Requirement: Print the complete set of entries exactly.
:::::
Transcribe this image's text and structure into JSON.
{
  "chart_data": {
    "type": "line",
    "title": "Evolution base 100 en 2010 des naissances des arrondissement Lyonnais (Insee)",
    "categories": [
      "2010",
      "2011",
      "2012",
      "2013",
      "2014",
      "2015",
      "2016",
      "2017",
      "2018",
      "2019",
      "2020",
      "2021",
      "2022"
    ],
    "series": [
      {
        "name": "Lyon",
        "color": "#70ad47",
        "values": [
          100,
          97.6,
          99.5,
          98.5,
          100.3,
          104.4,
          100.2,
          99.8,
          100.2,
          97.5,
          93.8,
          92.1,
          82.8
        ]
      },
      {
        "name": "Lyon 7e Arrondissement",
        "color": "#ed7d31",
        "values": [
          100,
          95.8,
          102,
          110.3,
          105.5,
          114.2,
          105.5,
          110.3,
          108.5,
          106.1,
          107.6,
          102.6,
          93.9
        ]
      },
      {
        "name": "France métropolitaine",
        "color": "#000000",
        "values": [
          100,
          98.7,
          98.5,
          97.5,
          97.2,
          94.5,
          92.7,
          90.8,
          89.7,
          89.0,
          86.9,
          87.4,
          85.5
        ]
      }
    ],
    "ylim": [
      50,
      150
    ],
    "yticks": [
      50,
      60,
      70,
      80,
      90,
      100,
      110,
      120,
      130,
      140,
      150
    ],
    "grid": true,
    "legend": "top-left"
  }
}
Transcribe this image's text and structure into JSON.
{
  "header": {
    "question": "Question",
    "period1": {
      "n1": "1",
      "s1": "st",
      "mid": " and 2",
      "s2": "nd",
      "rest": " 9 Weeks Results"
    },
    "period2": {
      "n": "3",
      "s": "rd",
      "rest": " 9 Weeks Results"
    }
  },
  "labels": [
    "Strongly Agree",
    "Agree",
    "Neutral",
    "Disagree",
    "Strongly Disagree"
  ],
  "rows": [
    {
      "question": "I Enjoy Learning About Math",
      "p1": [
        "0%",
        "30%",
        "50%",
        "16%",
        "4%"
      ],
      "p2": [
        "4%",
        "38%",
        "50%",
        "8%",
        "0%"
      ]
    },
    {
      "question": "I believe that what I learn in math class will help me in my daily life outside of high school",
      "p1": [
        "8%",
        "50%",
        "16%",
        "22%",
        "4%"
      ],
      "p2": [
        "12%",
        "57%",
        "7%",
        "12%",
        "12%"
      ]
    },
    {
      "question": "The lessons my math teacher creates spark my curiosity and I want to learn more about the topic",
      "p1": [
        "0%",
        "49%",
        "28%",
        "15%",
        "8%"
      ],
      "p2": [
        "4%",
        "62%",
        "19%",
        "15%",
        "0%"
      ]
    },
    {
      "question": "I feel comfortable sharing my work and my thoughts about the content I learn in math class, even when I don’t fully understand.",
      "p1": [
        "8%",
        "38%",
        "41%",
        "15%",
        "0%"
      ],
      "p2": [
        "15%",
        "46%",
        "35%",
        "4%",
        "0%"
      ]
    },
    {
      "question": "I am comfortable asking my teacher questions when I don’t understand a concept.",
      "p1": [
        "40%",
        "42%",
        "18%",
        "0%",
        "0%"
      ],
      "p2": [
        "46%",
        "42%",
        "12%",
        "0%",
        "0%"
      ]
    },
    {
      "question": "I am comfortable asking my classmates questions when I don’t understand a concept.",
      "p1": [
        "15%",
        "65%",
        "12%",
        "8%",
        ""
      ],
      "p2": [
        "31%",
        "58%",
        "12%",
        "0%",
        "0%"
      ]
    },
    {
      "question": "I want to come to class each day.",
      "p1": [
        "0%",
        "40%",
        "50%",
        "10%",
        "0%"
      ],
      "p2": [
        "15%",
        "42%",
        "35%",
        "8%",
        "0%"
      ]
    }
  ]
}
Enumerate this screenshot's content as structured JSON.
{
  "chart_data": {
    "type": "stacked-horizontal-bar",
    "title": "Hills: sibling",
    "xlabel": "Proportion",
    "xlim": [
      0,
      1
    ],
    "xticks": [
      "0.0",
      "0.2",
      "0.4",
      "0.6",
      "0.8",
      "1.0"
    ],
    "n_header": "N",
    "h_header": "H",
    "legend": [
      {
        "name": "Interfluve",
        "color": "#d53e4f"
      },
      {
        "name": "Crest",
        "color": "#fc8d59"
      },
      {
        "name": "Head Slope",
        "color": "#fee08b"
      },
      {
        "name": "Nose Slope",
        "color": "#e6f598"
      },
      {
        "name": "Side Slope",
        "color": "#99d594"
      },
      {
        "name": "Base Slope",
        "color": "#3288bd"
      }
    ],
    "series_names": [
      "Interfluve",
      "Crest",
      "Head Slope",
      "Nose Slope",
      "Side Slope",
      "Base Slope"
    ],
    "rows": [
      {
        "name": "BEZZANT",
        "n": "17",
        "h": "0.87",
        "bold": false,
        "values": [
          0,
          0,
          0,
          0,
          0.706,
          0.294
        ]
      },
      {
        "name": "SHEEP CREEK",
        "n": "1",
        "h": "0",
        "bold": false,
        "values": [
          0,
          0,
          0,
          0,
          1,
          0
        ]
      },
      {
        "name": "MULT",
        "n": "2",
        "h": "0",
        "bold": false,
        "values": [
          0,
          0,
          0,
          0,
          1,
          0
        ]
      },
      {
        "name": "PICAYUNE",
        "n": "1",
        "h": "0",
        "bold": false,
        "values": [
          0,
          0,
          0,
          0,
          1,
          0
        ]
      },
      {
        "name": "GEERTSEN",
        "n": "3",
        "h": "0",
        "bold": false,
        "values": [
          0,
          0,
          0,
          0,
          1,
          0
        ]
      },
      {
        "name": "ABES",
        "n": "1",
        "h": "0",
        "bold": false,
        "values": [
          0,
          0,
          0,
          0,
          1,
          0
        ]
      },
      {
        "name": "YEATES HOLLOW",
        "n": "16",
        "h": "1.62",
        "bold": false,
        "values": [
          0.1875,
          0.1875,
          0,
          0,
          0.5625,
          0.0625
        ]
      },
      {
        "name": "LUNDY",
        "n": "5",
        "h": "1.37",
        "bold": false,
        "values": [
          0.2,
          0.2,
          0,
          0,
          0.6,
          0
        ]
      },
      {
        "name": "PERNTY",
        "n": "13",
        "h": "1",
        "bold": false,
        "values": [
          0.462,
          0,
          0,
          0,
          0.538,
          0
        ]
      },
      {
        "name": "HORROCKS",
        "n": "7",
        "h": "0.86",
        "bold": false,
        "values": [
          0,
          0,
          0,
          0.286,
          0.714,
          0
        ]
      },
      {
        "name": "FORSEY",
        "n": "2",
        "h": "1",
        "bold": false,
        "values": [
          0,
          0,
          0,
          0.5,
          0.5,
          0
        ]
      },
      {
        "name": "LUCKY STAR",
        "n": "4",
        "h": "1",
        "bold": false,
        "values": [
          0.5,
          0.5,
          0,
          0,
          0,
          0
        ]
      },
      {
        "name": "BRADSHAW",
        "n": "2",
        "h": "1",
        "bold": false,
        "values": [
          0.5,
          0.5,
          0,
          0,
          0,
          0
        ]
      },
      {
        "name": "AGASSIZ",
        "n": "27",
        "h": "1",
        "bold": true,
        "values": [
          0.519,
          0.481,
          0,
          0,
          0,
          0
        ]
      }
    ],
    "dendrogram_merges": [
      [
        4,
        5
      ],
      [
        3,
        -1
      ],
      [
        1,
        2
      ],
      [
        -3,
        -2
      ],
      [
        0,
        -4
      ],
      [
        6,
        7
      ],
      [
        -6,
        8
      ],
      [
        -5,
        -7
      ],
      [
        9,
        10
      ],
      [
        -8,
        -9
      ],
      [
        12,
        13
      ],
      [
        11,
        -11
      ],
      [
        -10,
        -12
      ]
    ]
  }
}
:::::
Answer in full:
Transcribe this image's text and structure into JSON.
{
  "chart_data": {
    "type": "line",
    "title": "Evolution base 100 en 2010 des naissances des arrondissement Lyonnais (Insee)",
    "categories": [
      "2010",
      "2011",
      "2012",
      "2013",
      "2014",
      "2015",
      "2016",
      "2017",
      "2018",
      "2019",
      "2020",
      "2021",
      "2022"
    ],
    "series": [
      {
        "name": "Lyon",
        "color": "#70ad47",
        "values": [
          100,
          97.6,
          99.5,
          98.5,
          100.3,
          104.4,
          100.2,
          99.8,
          100.2,
          97.5,
          93.8,
          92.1,
          82.8
        ]
      },
      {
        "name": "Lyon 7e Arrondissement",
        "color": "#ed7d31",
        "values": [
          100,
          95.8,
          102,
          110.3,
          105.5,
          114.2,
          105.5,
          110.3,
          108.5,
          106.1,
          107.6,
          102.6,
          93.9
        ]
      },
      {
        "name": "France métropolitaine",
        "color": "#000000",
        "values": [
          100,
          98.7,
          98.5,
          97.5,
          97.2,
          94.5,
          92.7,
          90.8,
          89.7,
          89.0,
          86.9,
          87.4,
          85.5
        ]
      }
    ],
    "ylim": [
      50,
      150
    ],
    "yticks": [
      50,
      60,
      70,
      80,
      90,
      100,
      110,
      120,
      130,
      140,
      150
    ],
    "grid": true,
    "legend": "top-left"
  }
}
Transcribe this image's text and structure into JSON.
{
  "header": {
    "question": "Question",
    "period1": {
      "n1": "1",
      "s1": "st",
      "mid": " and 2",
      "s2": "nd",
      "rest": " 9 Weeks Results"
    },
    "period2": {
      "n": "3",
      "s": "rd",
      "rest": " 9 Weeks Results"
    }
  },
  "labels": [
    "Strongly Agree",
    "Agree",
    "Neutral",
    "Disagree",
    "Strongly Disagree"
  ],
  "rows": [
    {
      "question": "I Enjoy Learning About Math",
      "p1": [
        "0%",
        "30%",
        "50%",
        "16%",
        "4%"
      ],
      "p2": [
        "4%",
        "38%",
        "50%",
        "8%",
        "0%"
      ]
    },
    {
      "question": "I believe that what I learn in math class will help me in my daily life outside of high school",
      "p1": [
        "8%",
        "50%",
        "16%",
        "22%",
        "4%"
      ],
      "p2": [
        "12%",
        "57%",
        "7%",
        "12%",
        "12%"
      ]
    },
    {
      "question": "The lessons my math teacher creates spark my curiosity and I want to learn more about the topic",
      "p1": [
        "0%",
        "49%",
        "28%",
        "15%",
        "8%"
      ],
      "p2": [
        "4%",
        "62%",
        "19%",
        "15%",
        "0%"
      ]
    },
    {
      "question": "I feel comfortable sharing my work and my thoughts about the content I learn in math class, even when I don’t fully understand.",
      "p1": [
        "8%",
        "38%",
        "41%",
        "15%",
        "0%"
      ],
      "p2": [
        "15%",
        "46%",
        "35%",
        "4%",
        "0%"
      ]
    },
    {
      "question": "I am comfortable asking my teacher questions when I don’t understand a concept.",
      "p1": [
        "40%",
        "42%",
        "18%",
        "0%",
        "0%"
      ],
      "p2": [
        "46%",
        "42%",
        "12%",
        "0%",
        "0%"
      ]
    },
    {
      "question": "I am comfortable asking my classmates questions when I don’t understand a concept.",
      "p1": [
        "15%",
        "65%",
        "12%",
        "8%",
        ""
      ],
      "p2": [
        "31%",
        "58%",
        "12%",
        "0%",
        "0%"
      ]
    },
    {
      "question": "I want to come to class each day.",
      "p1": [
        "0%",
        "40%",
        "50%",
        "10%",
        "0%"
      ],
      "p2": [
        "15%",
        "42%",
        "35%",
        "8%",
        "0%"
      ]
    }
  ]
}
Enumerate this screenshot's content as structured JSON.
{
  "chart_data": {
    "type": "stacked-horizontal-bar",
    "title": "Hills: sibling",
    "xlabel": "Proportion",
    "xlim": [
      0,
      1
    ],
    "xticks": [
      "0.0",
      "0.2",
      "0.4",
      "0.6",
      "0.8",
      "1.0"
    ],
    "n_header": "N",
    "h_header": "H",
    "legend": [
      {
        "name": "Interfluve",
        "color": "#d53e4f"
      },
      {
        "name": "Crest",
        "color": "#fc8d59"
      },
      {
        "name": "Head Slope",
        "color": "#fee08b"
      },
      {
        "name": "Nose Slope",
        "color": "#e6f598"
      },
      {
        "name": "Side Slope",
        "color": "#99d594"
      },
      {
        "name": "Base Slope",
        "color": "#3288bd"
      }
    ],
    "series_names": [
      "Interfluve",
      "Crest",
      "Head Slope",
      "Nose Slope",
      "Side Slope",
      "Base Slope"
    ],
    "rows": [
      {
        "name": "BEZZANT",
        "n": "17",
        "h": "0.87",
        "bold": false,
        "values": [
          0,
          0,
          0,
          0,
          0.706,
          0.294
        ]
      },
      {
        "name": "SHEEP CREEK",
        "n": "1",
        "h": "0",
        "bold": false,
        "values": [
          0,
          0,
          0,
          0,
          1,
          0
        ]
      },
      {
        "name": "MULT",
        "n": "2",
        "h": "0",
        "bold": false,
        "values": [
          0,
          0,
          0,
          0,
          1,
          0
        ]
      },
      {
        "name": "PICAYUNE",
        "n": "1",
        "h": "0",
        "bold": false,
        "values": [
          0,
          0,
          0,
          0,
          1,
          0
        ]
      },
      {
        "name": "GEERTSEN",
        "n": "3",
        "h": "0",
        "bold": false,
        "values": [
          0,
          0,
          0,
          0,
          1,
          0
        ]
      },
      {
        "name": "ABES",
        "n": "1",
        "h": "0",
        "bold": false,
        "values": [
          0,
          0,
          0,
          0,
          1,
          0
        ]
      },
      {
        "name": "YEATES HOLLOW",
        "n": "16",
        "h": "1.62",
        "bold": false,
        "values": [
          0.1875,
          0.1875,
          0,
          0,
          0.5625,
          0.0625
        ]
      },
      {
        "name": "LUNDY",
        "n": "5",
        "h": "1.37",
        "bold": false,
        "values": [
          0.2,
          0.2,
          0,
          0,
          0.6,
          0
        ]
      },
      {
        "name": "PERNTY",
        "n": "13",
        "h": "1",
        "bold": false,
        "values": [
          0.462,
          0,
          0,
          0,
          0.538,
          0
        ]
      },
      {
        "name": "HORROCKS",
        "n": "7",
        "h": "0.86",
        "bold": false,
        "values": [
          0,
          0,
          0,
          0.286,
          0.714,
          0
        ]
      },
      {
        "name": "FORSEY",
        "n": "2",
        "h": "1",
        "bold": false,
        "values": [
          0,
          0,
          0,
          0.5,
          0.5,
          0
        ]
      },
      {
        "name": "LUCKY STAR",
        "n": "4",
        "h": "1",
        "bold": false,
        "values": [
          0.5,
          0.5,
          0,
          0,
          0,
          0
        ]
      },
      {
        "name": "BRADSHAW",
        "n": "2",
        "h": "1",
        "bold": false,
        "values": [
          0.5,
          0.5,
          0,
          0,
          0,
          0
        ]
      },
      {
        "name": "AGASSIZ",
        "n": "27",
        "h": "1",
        "bold": true,
        "values": [
          0.519,
          0.481,
          0,
          0,
          0,
          0
        ]
      }
    ],
    "dendrogram_merges": [
      [
        4,
        5
      ],
      [
        3,
        -1
      ],
      [
        1,
        2
      ],
      [
        -3,
        -2
      ],
      [
        0,
        -4
      ],
      [
        6,
        7
      ],
      [
        -6,
        8
      ],
      [
        -5,
        -7
      ],
      [
        9,
        10
      ],
      [
        -8,
        -9
      ],
      [
        12,
        13
      ],
      [
        11,
        -11
      ],
      [
        -10,
        -12
      ]
    ]
  }
}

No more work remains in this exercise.